* [Directions]:
Repeat each entry exactly and drop the pictures.

* [Data rows]:
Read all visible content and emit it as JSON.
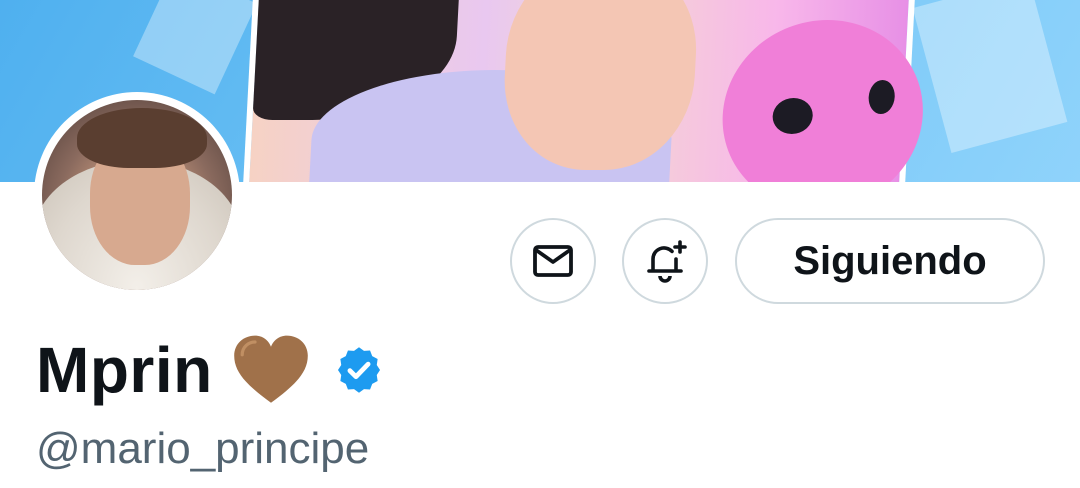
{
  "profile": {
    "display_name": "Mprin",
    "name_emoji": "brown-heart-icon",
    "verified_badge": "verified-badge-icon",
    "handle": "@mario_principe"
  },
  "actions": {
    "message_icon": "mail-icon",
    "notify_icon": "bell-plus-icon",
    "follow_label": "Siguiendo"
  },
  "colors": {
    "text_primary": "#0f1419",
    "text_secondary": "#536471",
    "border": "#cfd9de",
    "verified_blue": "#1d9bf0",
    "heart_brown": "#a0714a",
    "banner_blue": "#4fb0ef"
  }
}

* [In response]:
Read all visible content and emit it as JSON.
{
  "profile": {
    "display_name": "Mprin",
    "name_emoji": "brown-heart-icon",
    "verified_badge": "verified-badge-icon",
    "handle": "@mario_principe"
  },
  "actions": {
    "message_icon": "mail-icon",
    "notify_icon": "bell-plus-icon",
    "follow_label": "Siguiendo"
  },
  "colors": {
    "text_primary": "#0f1419",
    "text_secondary": "#536471",
    "border": "#cfd9de",
    "verified_blue": "#1d9bf0",
    "heart_brown": "#a0714a",
    "banner_blue": "#4fb0ef"
  }
}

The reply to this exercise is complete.